Input data ->
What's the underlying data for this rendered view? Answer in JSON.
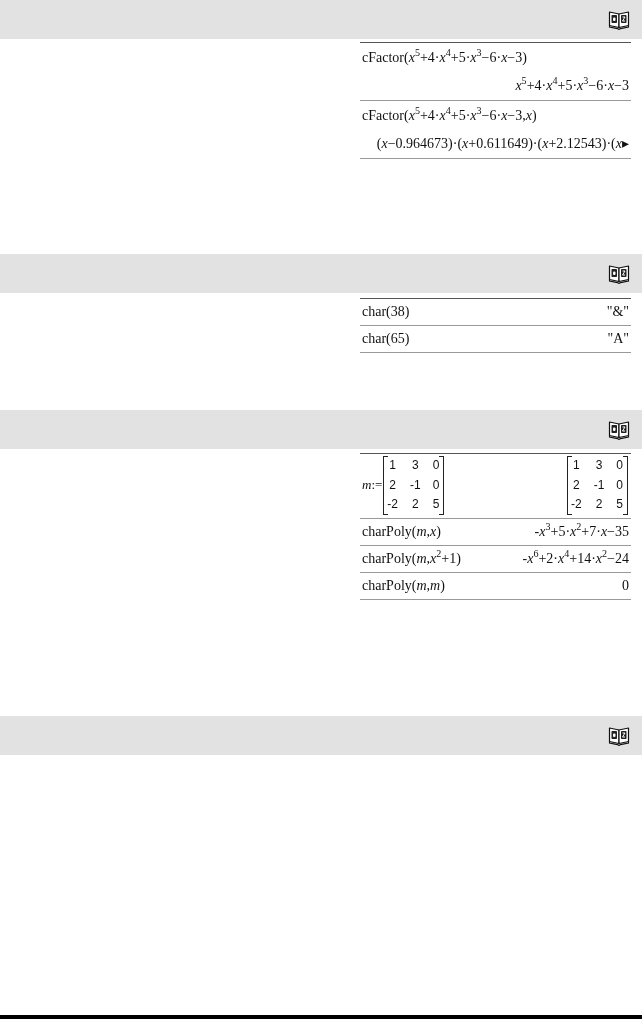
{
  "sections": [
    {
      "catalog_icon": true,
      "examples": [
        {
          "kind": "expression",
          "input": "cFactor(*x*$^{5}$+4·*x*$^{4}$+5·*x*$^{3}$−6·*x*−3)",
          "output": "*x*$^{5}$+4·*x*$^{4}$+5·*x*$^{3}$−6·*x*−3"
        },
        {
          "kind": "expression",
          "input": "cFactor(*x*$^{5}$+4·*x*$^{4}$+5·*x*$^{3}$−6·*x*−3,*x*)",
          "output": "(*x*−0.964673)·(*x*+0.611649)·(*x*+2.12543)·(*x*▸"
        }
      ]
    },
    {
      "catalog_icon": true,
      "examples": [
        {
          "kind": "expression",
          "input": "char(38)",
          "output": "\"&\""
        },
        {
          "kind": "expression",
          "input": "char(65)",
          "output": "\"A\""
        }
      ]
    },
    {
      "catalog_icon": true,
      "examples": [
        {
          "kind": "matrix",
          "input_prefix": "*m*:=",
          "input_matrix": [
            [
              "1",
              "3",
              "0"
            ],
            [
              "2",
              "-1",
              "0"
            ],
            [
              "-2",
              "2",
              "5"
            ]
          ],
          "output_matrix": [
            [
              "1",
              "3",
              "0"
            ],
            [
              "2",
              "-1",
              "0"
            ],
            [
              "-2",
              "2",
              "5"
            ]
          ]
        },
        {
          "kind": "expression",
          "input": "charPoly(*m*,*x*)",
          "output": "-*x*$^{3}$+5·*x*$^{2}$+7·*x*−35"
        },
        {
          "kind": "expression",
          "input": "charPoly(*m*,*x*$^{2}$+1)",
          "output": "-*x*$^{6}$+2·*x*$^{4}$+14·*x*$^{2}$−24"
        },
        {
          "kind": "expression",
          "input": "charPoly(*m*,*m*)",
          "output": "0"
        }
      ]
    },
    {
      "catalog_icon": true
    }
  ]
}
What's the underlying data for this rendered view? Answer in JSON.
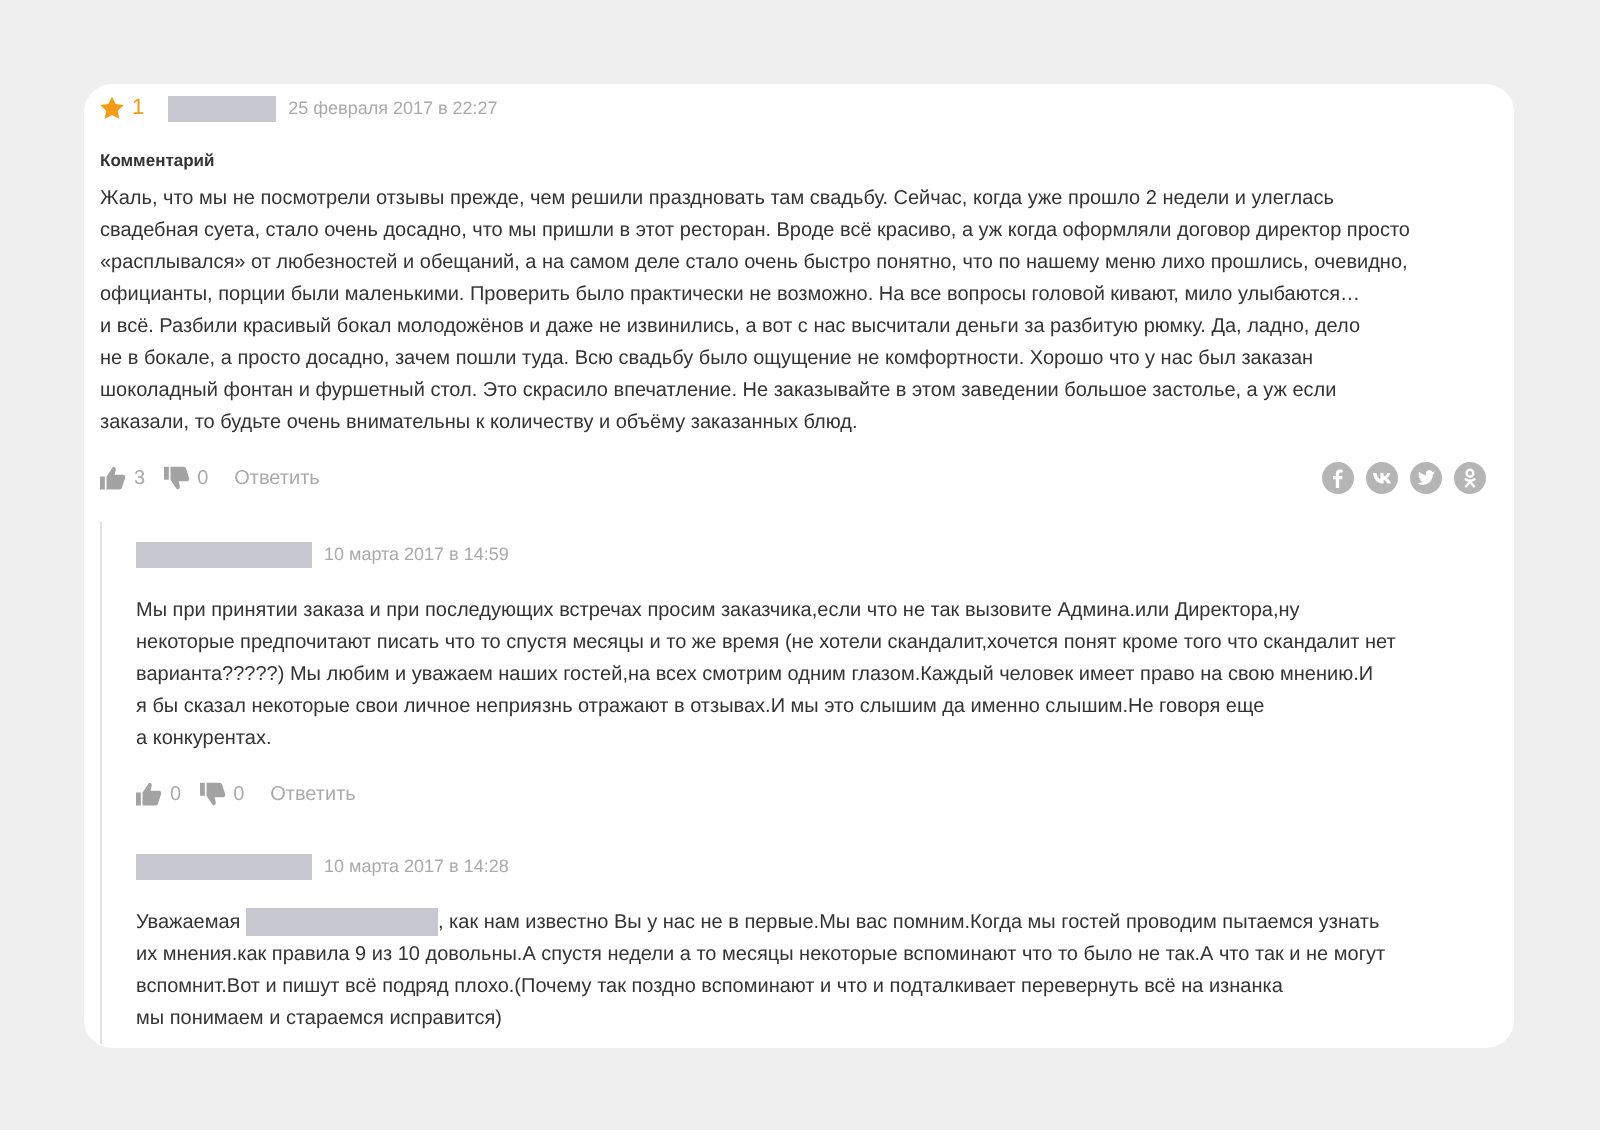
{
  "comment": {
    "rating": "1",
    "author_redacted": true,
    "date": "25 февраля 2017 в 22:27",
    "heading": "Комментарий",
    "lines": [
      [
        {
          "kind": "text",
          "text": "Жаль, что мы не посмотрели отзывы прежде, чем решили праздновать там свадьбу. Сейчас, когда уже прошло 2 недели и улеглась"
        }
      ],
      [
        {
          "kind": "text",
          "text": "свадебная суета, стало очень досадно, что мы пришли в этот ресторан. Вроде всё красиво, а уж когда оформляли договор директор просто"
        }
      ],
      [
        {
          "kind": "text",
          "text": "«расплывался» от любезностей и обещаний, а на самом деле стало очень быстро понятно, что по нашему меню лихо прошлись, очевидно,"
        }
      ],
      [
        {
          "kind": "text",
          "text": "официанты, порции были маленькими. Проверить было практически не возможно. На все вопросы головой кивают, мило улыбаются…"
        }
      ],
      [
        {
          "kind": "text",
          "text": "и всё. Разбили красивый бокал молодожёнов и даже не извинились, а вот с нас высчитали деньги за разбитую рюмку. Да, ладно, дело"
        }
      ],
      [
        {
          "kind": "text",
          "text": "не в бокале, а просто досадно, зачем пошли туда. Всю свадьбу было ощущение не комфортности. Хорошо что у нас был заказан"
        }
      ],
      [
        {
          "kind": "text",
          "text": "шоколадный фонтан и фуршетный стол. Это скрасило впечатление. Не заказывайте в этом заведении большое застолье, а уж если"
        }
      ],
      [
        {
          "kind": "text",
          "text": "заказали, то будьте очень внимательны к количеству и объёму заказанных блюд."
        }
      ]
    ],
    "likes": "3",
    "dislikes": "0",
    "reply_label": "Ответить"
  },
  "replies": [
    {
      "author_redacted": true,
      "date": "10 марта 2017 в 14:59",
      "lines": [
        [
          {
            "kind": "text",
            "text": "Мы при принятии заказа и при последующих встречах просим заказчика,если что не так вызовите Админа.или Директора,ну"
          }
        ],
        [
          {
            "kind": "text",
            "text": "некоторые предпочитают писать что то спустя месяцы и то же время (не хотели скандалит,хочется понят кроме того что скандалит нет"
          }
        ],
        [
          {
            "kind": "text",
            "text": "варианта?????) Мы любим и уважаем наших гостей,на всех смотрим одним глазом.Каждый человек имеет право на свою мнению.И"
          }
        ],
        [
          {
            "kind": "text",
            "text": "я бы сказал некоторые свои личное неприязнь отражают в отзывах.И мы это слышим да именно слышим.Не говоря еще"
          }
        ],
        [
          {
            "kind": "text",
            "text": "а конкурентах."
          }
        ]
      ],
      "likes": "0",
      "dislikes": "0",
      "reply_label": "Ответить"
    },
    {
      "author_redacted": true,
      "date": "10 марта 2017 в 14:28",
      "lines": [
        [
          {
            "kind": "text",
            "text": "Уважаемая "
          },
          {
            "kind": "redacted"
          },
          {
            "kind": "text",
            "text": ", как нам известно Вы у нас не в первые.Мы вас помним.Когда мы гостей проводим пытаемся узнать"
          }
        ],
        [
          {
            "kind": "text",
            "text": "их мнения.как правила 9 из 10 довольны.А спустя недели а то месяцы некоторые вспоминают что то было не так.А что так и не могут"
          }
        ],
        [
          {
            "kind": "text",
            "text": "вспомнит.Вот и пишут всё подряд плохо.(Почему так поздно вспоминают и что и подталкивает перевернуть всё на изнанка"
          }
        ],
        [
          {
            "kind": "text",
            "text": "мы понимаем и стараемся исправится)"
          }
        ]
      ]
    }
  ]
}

Exercise description -> Each entry should be repeated exactly as it appears; the pictures stay out.

Exercise solution ->
What's the underlying data for this rendered view? Answer in JSON.
{
  "sections": [
    {
      "catalog_icon": true,
      "examples": [
        {
          "kind": "expression",
          "input": "cFactor(*x*$^{5}$+4·*x*$^{4}$+5·*x*$^{3}$−6·*x*−3)",
          "output": "*x*$^{5}$+4·*x*$^{4}$+5·*x*$^{3}$−6·*x*−3"
        },
        {
          "kind": "expression",
          "input": "cFactor(*x*$^{5}$+4·*x*$^{4}$+5·*x*$^{3}$−6·*x*−3,*x*)",
          "output": "(*x*−0.964673)·(*x*+0.611649)·(*x*+2.12543)·(*x*▸"
        }
      ]
    },
    {
      "catalog_icon": true,
      "examples": [
        {
          "kind": "expression",
          "input": "char(38)",
          "output": "\"&\""
        },
        {
          "kind": "expression",
          "input": "char(65)",
          "output": "\"A\""
        }
      ]
    },
    {
      "catalog_icon": true,
      "examples": [
        {
          "kind": "matrix",
          "input_prefix": "*m*:=",
          "input_matrix": [
            [
              "1",
              "3",
              "0"
            ],
            [
              "2",
              "-1",
              "0"
            ],
            [
              "-2",
              "2",
              "5"
            ]
          ],
          "output_matrix": [
            [
              "1",
              "3",
              "0"
            ],
            [
              "2",
              "-1",
              "0"
            ],
            [
              "-2",
              "2",
              "5"
            ]
          ]
        },
        {
          "kind": "expression",
          "input": "charPoly(*m*,*x*)",
          "output": "-*x*$^{3}$+5·*x*$^{2}$+7·*x*−35"
        },
        {
          "kind": "expression",
          "input": "charPoly(*m*,*x*$^{2}$+1)",
          "output": "-*x*$^{6}$+2·*x*$^{4}$+14·*x*$^{2}$−24"
        },
        {
          "kind": "expression",
          "input": "charPoly(*m*,*m*)",
          "output": "0"
        }
      ]
    },
    {
      "catalog_icon": true
    }
  ]
}
What's the underlying data for this rendered view? Answer in JSON.
{
  "comment": {
    "rating": "1",
    "author_redacted": true,
    "date": "25 февраля 2017 в 22:27",
    "heading": "Комментарий",
    "lines": [
      [
        {
          "kind": "text",
          "text": "Жаль, что мы не посмотрели отзывы прежде, чем решили праздновать там свадьбу. Сейчас, когда уже прошло 2 недели и улеглась"
        }
      ],
      [
        {
          "kind": "text",
          "text": "свадебная суета, стало очень досадно, что мы пришли в этот ресторан. Вроде всё красиво, а уж когда оформляли договор директор просто"
        }
      ],
      [
        {
          "kind": "text",
          "text": "«расплывался» от любезностей и обещаний, а на самом деле стало очень быстро понятно, что по нашему меню лихо прошлись, очевидно,"
        }
      ],
      [
        {
          "kind": "text",
          "text": "официанты, порции были маленькими. Проверить было практически не возможно. На все вопросы головой кивают, мило улыбаются…"
        }
      ],
      [
        {
          "kind": "text",
          "text": "и всё. Разбили красивый бокал молодожёнов и даже не извинились, а вот с нас высчитали деньги за разбитую рюмку. Да, ладно, дело"
        }
      ],
      [
        {
          "kind": "text",
          "text": "не в бокале, а просто досадно, зачем пошли туда. Всю свадьбу было ощущение не комфортности. Хорошо что у нас был заказан"
        }
      ],
      [
        {
          "kind": "text",
          "text": "шоколадный фонтан и фуршетный стол. Это скрасило впечатление. Не заказывайте в этом заведении большое застолье, а уж если"
        }
      ],
      [
        {
          "kind": "text",
          "text": "заказали, то будьте очень внимательны к количеству и объёму заказанных блюд."
        }
      ]
    ],
    "likes": "3",
    "dislikes": "0",
    "reply_label": "Ответить"
  },
  "replies": [
    {
      "author_redacted": true,
      "date": "10 марта 2017 в 14:59",
      "lines": [
        [
          {
            "kind": "text",
            "text": "Мы при принятии заказа и при последующих встречах просим заказчика,если что не так вызовите Админа.или Директора,ну"
          }
        ],
        [
          {
            "kind": "text",
            "text": "некоторые предпочитают писать что то спустя месяцы и то же время (не хотели скандалит,хочется понят кроме того что скандалит нет"
          }
        ],
        [
          {
            "kind": "text",
            "text": "варианта?????) Мы любим и уважаем наших гостей,на всех смотрим одним глазом.Каждый человек имеет право на свою мнению.И"
          }
        ],
        [
          {
            "kind": "text",
            "text": "я бы сказал некоторые свои личное неприязнь отражают в отзывах.И мы это слышим да именно слышим.Не говоря еще"
          }
        ],
        [
          {
            "kind": "text",
            "text": "а конкурентах."
          }
        ]
      ],
      "likes": "0",
      "dislikes": "0",
      "reply_label": "Ответить"
    },
    {
      "author_redacted": true,
      "date": "10 марта 2017 в 14:28",
      "lines": [
        [
          {
            "kind": "text",
            "text": "Уважаемая "
          },
          {
            "kind": "redacted"
          },
          {
            "kind": "text",
            "text": ", как нам известно Вы у нас не в первые.Мы вас помним.Когда мы гостей проводим пытаемся узнать"
          }
        ],
        [
          {
            "kind": "text",
            "text": "их мнения.как правила 9 из 10 довольны.А спустя недели а то месяцы некоторые вспоминают что то было не так.А что так и не могут"
          }
        ],
        [
          {
            "kind": "text",
            "text": "вспомнит.Вот и пишут всё подряд плохо.(Почему так поздно вспоминают и что и подталкивает перевернуть всё на изнанка"
          }
        ],
        [
          {
            "kind": "text",
            "text": "мы понимаем и стараемся исправится)"
          }
        ]
      ]
    }
  ]
}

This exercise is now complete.